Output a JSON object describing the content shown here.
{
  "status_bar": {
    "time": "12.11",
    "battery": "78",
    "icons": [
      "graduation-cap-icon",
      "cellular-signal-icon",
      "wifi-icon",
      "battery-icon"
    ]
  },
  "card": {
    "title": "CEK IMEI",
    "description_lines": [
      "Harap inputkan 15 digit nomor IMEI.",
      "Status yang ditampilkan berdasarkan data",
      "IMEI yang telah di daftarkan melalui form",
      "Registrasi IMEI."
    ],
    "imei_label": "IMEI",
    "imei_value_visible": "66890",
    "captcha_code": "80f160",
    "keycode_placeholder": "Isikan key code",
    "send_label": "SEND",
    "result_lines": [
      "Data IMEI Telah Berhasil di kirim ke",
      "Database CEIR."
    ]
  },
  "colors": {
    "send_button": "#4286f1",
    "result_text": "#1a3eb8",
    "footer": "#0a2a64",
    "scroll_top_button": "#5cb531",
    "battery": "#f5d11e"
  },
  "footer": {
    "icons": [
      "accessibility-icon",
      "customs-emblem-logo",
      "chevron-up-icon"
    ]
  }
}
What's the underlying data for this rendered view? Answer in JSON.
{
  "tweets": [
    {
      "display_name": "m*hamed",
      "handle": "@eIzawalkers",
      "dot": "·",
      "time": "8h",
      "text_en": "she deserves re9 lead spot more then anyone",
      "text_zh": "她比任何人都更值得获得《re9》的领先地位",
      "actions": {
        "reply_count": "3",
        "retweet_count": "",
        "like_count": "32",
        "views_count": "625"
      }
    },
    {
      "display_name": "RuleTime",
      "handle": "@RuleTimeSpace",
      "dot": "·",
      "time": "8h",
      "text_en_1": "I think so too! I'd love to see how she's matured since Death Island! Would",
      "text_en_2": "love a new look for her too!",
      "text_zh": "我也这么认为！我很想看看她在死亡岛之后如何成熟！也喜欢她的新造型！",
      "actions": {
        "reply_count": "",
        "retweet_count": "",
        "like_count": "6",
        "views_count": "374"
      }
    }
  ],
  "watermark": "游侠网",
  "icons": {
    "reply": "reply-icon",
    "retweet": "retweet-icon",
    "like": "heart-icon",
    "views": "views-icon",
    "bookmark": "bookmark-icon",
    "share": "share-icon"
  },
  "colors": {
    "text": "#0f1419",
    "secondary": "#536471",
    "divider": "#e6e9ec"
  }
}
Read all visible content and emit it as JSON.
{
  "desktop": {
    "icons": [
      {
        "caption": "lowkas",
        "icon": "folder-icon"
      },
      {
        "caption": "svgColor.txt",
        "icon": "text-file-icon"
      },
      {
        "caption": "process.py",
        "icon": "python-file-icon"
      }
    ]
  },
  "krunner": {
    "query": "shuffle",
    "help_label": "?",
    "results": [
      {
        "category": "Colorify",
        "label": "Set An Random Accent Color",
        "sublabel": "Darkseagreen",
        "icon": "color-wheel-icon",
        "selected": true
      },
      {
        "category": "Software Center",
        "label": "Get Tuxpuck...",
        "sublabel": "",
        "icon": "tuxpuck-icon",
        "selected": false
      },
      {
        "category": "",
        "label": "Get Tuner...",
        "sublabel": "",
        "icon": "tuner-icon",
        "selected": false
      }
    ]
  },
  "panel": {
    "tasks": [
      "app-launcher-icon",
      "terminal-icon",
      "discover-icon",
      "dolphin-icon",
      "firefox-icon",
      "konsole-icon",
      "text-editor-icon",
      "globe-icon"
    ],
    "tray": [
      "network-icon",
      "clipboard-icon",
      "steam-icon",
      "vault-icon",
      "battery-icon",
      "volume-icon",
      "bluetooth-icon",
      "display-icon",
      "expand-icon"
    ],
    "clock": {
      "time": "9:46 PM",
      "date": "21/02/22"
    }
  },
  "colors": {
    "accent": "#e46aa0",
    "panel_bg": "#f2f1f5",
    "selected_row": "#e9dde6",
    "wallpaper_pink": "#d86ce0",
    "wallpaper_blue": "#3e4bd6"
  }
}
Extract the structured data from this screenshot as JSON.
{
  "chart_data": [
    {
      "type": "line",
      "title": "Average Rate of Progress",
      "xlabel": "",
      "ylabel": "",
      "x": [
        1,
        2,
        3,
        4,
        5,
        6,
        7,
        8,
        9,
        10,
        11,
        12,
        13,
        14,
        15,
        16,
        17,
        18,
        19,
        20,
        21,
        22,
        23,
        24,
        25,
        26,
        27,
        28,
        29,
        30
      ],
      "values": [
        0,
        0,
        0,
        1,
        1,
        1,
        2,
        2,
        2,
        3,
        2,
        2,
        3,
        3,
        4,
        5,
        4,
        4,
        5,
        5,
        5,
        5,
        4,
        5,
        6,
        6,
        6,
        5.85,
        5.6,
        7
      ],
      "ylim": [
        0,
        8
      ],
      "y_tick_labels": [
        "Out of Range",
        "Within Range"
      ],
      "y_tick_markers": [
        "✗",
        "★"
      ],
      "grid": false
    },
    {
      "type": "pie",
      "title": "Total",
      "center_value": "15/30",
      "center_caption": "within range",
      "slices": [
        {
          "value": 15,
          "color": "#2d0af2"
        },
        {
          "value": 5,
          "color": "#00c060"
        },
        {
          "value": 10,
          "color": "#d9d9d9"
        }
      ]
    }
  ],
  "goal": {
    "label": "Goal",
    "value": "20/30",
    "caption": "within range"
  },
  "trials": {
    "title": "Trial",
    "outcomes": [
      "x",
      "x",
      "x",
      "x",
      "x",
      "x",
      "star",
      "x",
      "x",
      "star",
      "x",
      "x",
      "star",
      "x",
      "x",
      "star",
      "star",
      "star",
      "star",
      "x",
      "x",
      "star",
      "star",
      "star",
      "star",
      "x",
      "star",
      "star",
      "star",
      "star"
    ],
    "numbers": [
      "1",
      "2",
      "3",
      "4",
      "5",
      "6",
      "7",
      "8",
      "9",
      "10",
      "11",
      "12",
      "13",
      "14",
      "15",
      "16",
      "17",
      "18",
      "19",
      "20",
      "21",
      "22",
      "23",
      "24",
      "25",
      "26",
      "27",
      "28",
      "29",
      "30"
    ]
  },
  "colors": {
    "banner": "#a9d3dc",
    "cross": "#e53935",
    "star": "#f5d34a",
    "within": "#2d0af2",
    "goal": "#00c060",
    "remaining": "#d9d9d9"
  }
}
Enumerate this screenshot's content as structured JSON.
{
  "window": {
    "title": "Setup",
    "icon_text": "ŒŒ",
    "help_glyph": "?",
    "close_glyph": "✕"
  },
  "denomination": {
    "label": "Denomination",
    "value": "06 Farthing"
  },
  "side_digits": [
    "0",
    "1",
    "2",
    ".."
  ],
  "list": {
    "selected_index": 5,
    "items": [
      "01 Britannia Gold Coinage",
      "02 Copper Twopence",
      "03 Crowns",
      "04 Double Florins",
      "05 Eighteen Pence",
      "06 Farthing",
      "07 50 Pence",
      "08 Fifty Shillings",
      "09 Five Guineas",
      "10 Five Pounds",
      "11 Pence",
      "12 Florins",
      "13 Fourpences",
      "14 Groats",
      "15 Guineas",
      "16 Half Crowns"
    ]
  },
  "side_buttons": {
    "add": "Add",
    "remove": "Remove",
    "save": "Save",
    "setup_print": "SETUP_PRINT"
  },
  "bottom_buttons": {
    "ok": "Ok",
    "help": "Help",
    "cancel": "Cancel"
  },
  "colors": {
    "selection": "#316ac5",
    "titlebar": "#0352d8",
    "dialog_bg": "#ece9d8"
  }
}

> _TASK DESCRIPTION_:
Going through the entries above line by line, work out how many lines include the word "file". Only the number is required.

> _RESULT BELOW_:
2